• [The input]:
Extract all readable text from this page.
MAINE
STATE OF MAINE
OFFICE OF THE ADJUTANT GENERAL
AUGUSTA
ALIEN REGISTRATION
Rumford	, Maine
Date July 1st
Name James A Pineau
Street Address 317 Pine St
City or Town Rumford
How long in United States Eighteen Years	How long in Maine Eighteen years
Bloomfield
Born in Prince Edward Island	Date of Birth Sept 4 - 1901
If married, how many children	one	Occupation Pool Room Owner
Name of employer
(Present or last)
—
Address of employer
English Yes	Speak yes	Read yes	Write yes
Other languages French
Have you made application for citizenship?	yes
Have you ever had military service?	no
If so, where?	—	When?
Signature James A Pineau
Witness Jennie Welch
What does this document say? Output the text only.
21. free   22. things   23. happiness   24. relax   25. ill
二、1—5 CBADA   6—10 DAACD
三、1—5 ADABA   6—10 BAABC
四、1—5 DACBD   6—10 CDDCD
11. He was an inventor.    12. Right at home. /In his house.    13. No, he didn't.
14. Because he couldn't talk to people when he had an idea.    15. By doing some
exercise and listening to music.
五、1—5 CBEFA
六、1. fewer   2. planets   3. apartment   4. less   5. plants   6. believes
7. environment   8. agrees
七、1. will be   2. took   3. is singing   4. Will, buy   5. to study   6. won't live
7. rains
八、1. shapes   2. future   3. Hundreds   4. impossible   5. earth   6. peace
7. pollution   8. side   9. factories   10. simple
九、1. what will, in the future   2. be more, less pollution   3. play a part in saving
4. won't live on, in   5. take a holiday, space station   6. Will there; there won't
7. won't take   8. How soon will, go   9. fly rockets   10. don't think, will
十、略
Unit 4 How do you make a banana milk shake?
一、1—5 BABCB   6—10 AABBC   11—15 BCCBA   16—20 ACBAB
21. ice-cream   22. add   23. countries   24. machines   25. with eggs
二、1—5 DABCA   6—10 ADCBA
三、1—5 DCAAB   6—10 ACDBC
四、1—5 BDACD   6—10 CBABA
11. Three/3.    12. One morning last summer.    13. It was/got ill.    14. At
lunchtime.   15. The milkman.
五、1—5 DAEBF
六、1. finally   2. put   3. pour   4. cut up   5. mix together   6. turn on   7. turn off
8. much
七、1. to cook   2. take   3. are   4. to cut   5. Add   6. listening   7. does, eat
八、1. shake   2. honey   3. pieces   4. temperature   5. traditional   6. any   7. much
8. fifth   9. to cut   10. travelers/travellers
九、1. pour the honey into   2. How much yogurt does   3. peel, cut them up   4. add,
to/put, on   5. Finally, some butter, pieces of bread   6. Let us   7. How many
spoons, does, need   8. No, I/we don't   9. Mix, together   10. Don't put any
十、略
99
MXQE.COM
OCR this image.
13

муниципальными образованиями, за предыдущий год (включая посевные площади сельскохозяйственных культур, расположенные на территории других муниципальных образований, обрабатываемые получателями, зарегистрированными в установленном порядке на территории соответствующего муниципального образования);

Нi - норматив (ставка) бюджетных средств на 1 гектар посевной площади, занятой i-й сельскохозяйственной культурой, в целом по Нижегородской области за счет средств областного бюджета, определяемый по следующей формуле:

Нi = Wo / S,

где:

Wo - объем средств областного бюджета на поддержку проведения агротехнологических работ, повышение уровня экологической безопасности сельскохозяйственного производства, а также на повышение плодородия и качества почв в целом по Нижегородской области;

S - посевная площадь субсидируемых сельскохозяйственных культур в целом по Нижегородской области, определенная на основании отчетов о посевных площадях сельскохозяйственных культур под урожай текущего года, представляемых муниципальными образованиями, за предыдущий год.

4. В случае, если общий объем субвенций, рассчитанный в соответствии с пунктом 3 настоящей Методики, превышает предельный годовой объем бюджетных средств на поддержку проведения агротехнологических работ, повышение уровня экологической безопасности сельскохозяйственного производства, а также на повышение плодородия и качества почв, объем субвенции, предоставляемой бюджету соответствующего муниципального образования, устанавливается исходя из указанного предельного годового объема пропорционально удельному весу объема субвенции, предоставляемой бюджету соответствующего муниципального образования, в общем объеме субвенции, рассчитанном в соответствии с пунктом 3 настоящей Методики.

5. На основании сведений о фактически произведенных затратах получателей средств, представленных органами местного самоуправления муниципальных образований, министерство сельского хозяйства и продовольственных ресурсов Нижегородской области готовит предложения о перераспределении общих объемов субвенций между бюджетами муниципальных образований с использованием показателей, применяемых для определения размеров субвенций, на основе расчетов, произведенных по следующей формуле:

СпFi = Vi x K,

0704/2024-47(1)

• [Directions for this task]: Output the records above in their entirety, exactly.

• [The completed task]:
Extract all readable text from this page.
MAINE
STATE OF MAINE
OFFICE OF THE ADJUTANT GENERAL
AUGUSTA
ALIEN REGISTRATION
Rumford	, Maine
Date July 1st
Name James A Pineau
Street Address 317 Pine St
City or Town Rumford
How long in United States Eighteen Years	How long in Maine Eighteen years
Bloomfield
Born in Prince Edward Island	Date of Birth Sept 4 - 1901
If married, how many children	one	Occupation Pool Room Owner
Name of employer
(Present or last)
—
Address of employer
English Yes	Speak yes	Read yes	Write yes
Other languages French
Have you made application for citizenship?	yes
Have you ever had military service?	no
If so, where?	—	When?
Signature James A Pineau
Witness Jennie Welch
What does this document say? Output the text only.
21. free   22. things   23. happiness   24. relax   25. ill
二、1—5 CBADA   6—10 DAACD
三、1—5 ADABA   6—10 BAABC
四、1—5 DACBD   6—10 CDDCD
11. He was an inventor.    12. Right at home. /In his house.    13. No, he didn't.
14. Because he couldn't talk to people when he had an idea.    15. By doing some
exercise and listening to music.
五、1—5 CBEFA
六、1. fewer   2. planets   3. apartment   4. less   5. plants   6. believes
7. environment   8. agrees
七、1. will be   2. took   3. is singing   4. Will, buy   5. to study   6. won't live
7. rains
八、1. shapes   2. future   3. Hundreds   4. impossible   5. earth   6. peace
7. pollution   8. side   9. factories   10. simple
九、1. what will, in the future   2. be more, less pollution   3. play a part in saving
4. won't live on, in   5. take a holiday, space station   6. Will there; there won't
7. won't take   8. How soon will, go   9. fly rockets   10. don't think, will
十、略
Unit 4 How do you make a banana milk shake?
一、1—5 BABCB   6—10 AABBC   11—15 BCCBA   16—20 ACBAB
21. ice-cream   22. add   23. countries   24. machines   25. with eggs
二、1—5 DABCA   6—10 ADCBA
三、1—5 DCAAB   6—10 ACDBC
四、1—5 BDACD   6—10 CBABA
11. Three/3.    12. One morning last summer.    13. It was/got ill.    14. At
lunchtime.   15. The milkman.
五、1—5 DAEBF
六、1. finally   2. put   3. pour   4. cut up   5. mix together   6. turn on   7. turn off
8. much
七、1. to cook   2. take   3. are   4. to cut   5. Add   6. listening   7. does, eat
八、1. shake   2. honey   3. pieces   4. temperature   5. traditional   6. any   7. much
8. fifth   9. to cut   10. travelers/travellers
九、1. pour the honey into   2. How much yogurt does   3. peel, cut them up   4. add,
to/put, on   5. Finally, some butter, pieces of bread   6. Let us   7. How many
spoons, does, need   8. No, I/we don't   9. Mix, together   10. Don't put any
十、略
99
MXQE.COM
OCR this image.
13

муниципальными образованиями, за предыдущий год (включая посевные площади сельскохозяйственных культур, расположенные на территории других муниципальных образований, обрабатываемые получателями, зарегистрированными в установленном порядке на территории соответствующего муниципального образования);

Нi - норматив (ставка) бюджетных средств на 1 гектар посевной площади, занятой i-й сельскохозяйственной культурой, в целом по Нижегородской области за счет средств областного бюджета, определяемый по следующей формуле:

Нi = Wo / S,

где:

Wo - объем средств областного бюджета на поддержку проведения агротехнологических работ, повышение уровня экологической безопасности сельскохозяйственного производства, а также на повышение плодородия и качества почв в целом по Нижегородской области;

S - посевная площадь субсидируемых сельскохозяйственных культур в целом по Нижегородской области, определенная на основании отчетов о посевных площадях сельскохозяйственных культур под урожай текущего года, представляемых муниципальными образованиями, за предыдущий год.

4. В случае, если общий объем субвенций, рассчитанный в соответствии с пунктом 3 настоящей Методики, превышает предельный годовой объем бюджетных средств на поддержку проведения агротехнологических работ, повышение уровня экологической безопасности сельскохозяйственного производства, а также на повышение плодородия и качества почв, объем субвенции, предоставляемой бюджету соответствующего муниципального образования, устанавливается исходя из указанного предельного годового объема пропорционально удельному весу объема субвенции, предоставляемой бюджету соответствующего муниципального образования, в общем объеме субвенции, рассчитанном в соответствии с пунктом 3 настоящей Методики.

5. На основании сведений о фактически произведенных затратах получателей средств, представленных органами местного самоуправления муниципальных образований, министерство сельского хозяйства и продовольственных ресурсов Нижегородской области готовит предложения о перераспределении общих объемов субвенций между бюджетами муниципальных образований с использованием показателей, применяемых для определения размеров субвенций, на основе расчетов, произведенных по следующей формуле:

СпFi = Vi x K,

0704/2024-47(1)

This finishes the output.